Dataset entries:
•••••
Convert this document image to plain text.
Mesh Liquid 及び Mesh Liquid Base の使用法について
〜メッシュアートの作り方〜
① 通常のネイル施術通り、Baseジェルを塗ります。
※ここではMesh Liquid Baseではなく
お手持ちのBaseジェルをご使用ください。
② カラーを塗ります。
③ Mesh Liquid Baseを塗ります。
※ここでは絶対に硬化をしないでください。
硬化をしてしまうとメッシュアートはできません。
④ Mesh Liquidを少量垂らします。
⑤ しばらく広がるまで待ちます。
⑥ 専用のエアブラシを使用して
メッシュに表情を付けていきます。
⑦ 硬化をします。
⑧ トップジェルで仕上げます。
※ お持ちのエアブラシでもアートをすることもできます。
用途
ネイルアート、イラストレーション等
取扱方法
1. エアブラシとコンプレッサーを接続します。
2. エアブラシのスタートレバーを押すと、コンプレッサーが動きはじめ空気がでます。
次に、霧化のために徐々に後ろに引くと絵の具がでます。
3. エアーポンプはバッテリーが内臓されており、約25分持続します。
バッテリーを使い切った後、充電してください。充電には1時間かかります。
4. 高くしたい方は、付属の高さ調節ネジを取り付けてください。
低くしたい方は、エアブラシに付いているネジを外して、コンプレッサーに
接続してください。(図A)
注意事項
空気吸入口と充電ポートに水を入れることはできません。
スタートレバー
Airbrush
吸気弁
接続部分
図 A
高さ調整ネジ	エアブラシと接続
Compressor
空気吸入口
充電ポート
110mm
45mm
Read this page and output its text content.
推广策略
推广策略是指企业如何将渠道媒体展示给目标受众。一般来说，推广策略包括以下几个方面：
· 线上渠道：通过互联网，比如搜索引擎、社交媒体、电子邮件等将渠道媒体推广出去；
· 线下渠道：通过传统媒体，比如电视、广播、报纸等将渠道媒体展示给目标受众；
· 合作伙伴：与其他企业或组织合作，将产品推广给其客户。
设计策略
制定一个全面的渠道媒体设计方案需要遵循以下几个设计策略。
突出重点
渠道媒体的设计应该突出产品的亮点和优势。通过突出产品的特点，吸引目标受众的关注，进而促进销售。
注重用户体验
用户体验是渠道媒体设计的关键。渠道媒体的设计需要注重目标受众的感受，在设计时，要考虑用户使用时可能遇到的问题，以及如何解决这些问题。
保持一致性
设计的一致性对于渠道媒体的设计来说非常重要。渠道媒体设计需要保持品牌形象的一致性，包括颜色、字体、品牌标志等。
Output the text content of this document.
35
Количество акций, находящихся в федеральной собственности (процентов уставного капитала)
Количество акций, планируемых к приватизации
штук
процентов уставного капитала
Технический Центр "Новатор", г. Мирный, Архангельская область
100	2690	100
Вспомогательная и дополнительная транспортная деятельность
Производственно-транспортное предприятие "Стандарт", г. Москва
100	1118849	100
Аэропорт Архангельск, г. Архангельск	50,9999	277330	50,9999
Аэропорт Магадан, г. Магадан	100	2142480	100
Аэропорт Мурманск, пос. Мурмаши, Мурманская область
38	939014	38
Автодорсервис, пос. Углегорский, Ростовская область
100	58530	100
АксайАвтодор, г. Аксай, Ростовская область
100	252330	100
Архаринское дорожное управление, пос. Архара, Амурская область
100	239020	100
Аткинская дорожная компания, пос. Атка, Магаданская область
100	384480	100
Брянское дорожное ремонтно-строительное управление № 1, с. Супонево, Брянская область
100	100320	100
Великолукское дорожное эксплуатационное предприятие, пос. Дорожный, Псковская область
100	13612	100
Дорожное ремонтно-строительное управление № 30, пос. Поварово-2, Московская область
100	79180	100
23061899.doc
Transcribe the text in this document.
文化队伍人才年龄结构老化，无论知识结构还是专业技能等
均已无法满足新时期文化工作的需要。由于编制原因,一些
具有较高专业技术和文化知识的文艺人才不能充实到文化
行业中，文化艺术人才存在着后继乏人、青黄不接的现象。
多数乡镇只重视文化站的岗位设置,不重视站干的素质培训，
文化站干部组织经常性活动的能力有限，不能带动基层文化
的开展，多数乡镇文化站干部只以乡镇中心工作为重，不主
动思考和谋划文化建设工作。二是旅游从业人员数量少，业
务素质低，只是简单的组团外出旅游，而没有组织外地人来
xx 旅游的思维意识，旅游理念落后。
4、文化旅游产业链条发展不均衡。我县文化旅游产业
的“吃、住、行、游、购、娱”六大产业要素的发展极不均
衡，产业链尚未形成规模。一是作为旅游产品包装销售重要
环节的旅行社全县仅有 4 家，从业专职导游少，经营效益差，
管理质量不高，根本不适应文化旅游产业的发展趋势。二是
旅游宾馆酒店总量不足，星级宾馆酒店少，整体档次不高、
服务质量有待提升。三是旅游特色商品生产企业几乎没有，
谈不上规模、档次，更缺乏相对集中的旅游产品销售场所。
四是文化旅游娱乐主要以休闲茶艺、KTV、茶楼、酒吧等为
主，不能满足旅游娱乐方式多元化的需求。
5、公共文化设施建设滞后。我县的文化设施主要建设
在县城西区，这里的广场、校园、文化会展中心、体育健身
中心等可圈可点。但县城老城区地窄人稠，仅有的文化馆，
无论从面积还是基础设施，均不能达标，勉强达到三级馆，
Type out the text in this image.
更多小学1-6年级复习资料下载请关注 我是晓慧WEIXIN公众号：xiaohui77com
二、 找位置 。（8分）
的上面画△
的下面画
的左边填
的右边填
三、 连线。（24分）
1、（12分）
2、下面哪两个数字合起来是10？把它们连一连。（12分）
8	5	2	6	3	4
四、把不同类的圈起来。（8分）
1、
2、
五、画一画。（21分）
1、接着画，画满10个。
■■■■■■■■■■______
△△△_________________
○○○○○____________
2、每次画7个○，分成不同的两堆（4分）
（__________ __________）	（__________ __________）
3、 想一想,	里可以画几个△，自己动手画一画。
•••••
_Task directions:_ Retype the entries one by one, exactly.

_Result for this task:_
Convert this document image to plain text.
Mesh Liquid 及び Mesh Liquid Base の使用法について
〜メッシュアートの作り方〜
① 通常のネイル施術通り、Baseジェルを塗ります。
※ここではMesh Liquid Baseではなく
お手持ちのBaseジェルをご使用ください。
② カラーを塗ります。
③ Mesh Liquid Baseを塗ります。
※ここでは絶対に硬化をしないでください。
硬化をしてしまうとメッシュアートはできません。
④ Mesh Liquidを少量垂らします。
⑤ しばらく広がるまで待ちます。
⑥ 専用のエアブラシを使用して
メッシュに表情を付けていきます。
⑦ 硬化をします。
⑧ トップジェルで仕上げます。
※ お持ちのエアブラシでもアートをすることもできます。
用途
ネイルアート、イラストレーション等
取扱方法
1. エアブラシとコンプレッサーを接続します。
2. エアブラシのスタートレバーを押すと、コンプレッサーが動きはじめ空気がでます。
次に、霧化のために徐々に後ろに引くと絵の具がでます。
3. エアーポンプはバッテリーが内臓されており、約25分持続します。
バッテリーを使い切った後、充電してください。充電には1時間かかります。
4. 高くしたい方は、付属の高さ調節ネジを取り付けてください。
低くしたい方は、エアブラシに付いているネジを外して、コンプレッサーに
接続してください。(図A)
注意事項
空気吸入口と充電ポートに水を入れることはできません。
スタートレバー
Airbrush
吸気弁
接続部分
図 A
高さ調整ネジ	エアブラシと接続
Compressor
空気吸入口
充電ポート
110mm
45mm
Read this page and output its text content.
推广策略
推广策略是指企业如何将渠道媒体展示给目标受众。一般来说，推广策略包括以下几个方面：
· 线上渠道：通过互联网，比如搜索引擎、社交媒体、电子邮件等将渠道媒体推广出去；
· 线下渠道：通过传统媒体，比如电视、广播、报纸等将渠道媒体展示给目标受众；
· 合作伙伴：与其他企业或组织合作，将产品推广给其客户。
设计策略
制定一个全面的渠道媒体设计方案需要遵循以下几个设计策略。
突出重点
渠道媒体的设计应该突出产品的亮点和优势。通过突出产品的特点，吸引目标受众的关注，进而促进销售。
注重用户体验
用户体验是渠道媒体设计的关键。渠道媒体的设计需要注重目标受众的感受，在设计时，要考虑用户使用时可能遇到的问题，以及如何解决这些问题。
保持一致性
设计的一致性对于渠道媒体的设计来说非常重要。渠道媒体设计需要保持品牌形象的一致性，包括颜色、字体、品牌标志等。
Output the text content of this document.
35
Количество акций, находящихся в федеральной собственности (процентов уставного капитала)
Количество акций, планируемых к приватизации
штук
процентов уставного капитала
Технический Центр "Новатор", г. Мирный, Архангельская область
100	2690	100
Вспомогательная и дополнительная транспортная деятельность
Производственно-транспортное предприятие "Стандарт", г. Москва
100	1118849	100
Аэропорт Архангельск, г. Архангельск	50,9999	277330	50,9999
Аэропорт Магадан, г. Магадан	100	2142480	100
Аэропорт Мурманск, пос. Мурмаши, Мурманская область
38	939014	38
Автодорсервис, пос. Углегорский, Ростовская область
100	58530	100
АксайАвтодор, г. Аксай, Ростовская область
100	252330	100
Архаринское дорожное управление, пос. Архара, Амурская область
100	239020	100
Аткинская дорожная компания, пос. Атка, Магаданская область
100	384480	100
Брянское дорожное ремонтно-строительное управление № 1, с. Супонево, Брянская область
100	100320	100
Великолукское дорожное эксплуатационное предприятие, пос. Дорожный, Псковская область
100	13612	100
Дорожное ремонтно-строительное управление № 30, пос. Поварово-2, Московская область
100	79180	100
23061899.doc
Transcribe the text in this document.
文化队伍人才年龄结构老化，无论知识结构还是专业技能等
均已无法满足新时期文化工作的需要。由于编制原因,一些
具有较高专业技术和文化知识的文艺人才不能充实到文化
行业中，文化艺术人才存在着后继乏人、青黄不接的现象。
多数乡镇只重视文化站的岗位设置,不重视站干的素质培训，
文化站干部组织经常性活动的能力有限，不能带动基层文化
的开展，多数乡镇文化站干部只以乡镇中心工作为重，不主
动思考和谋划文化建设工作。二是旅游从业人员数量少，业
务素质低，只是简单的组团外出旅游，而没有组织外地人来
xx 旅游的思维意识，旅游理念落后。
4、文化旅游产业链条发展不均衡。我县文化旅游产业
的“吃、住、行、游、购、娱”六大产业要素的发展极不均
衡，产业链尚未形成规模。一是作为旅游产品包装销售重要
环节的旅行社全县仅有 4 家，从业专职导游少，经营效益差，
管理质量不高，根本不适应文化旅游产业的发展趋势。二是
旅游宾馆酒店总量不足，星级宾馆酒店少，整体档次不高、
服务质量有待提升。三是旅游特色商品生产企业几乎没有，
谈不上规模、档次，更缺乏相对集中的旅游产品销售场所。
四是文化旅游娱乐主要以休闲茶艺、KTV、茶楼、酒吧等为
主，不能满足旅游娱乐方式多元化的需求。
5、公共文化设施建设滞后。我县的文化设施主要建设
在县城西区，这里的广场、校园、文化会展中心、体育健身
中心等可圈可点。但县城老城区地窄人稠，仅有的文化馆，
无论从面积还是基础设施，均不能达标，勉强达到三级馆，
Type out the text in this image.
更多小学1-6年级复习资料下载请关注 我是晓慧WEIXIN公众号：xiaohui77com
二、 找位置 。（8分）
的上面画△
的下面画
的左边填
的右边填
三、 连线。（24分）
1、（12分）
2、下面哪两个数字合起来是10？把它们连一连。（12分）
8	5	2	6	3	4
四、把不同类的圈起来。（8分）
1、
2、
五、画一画。（21分）
1、接着画，画满10个。
■■■■■■■■■■______
△△△_________________
○○○○○____________
2、每次画7个○，分成不同的两堆（4分）
（__________ __________）	（__________ __________）
3、 想一想,	里可以画几个△，自己动手画一画。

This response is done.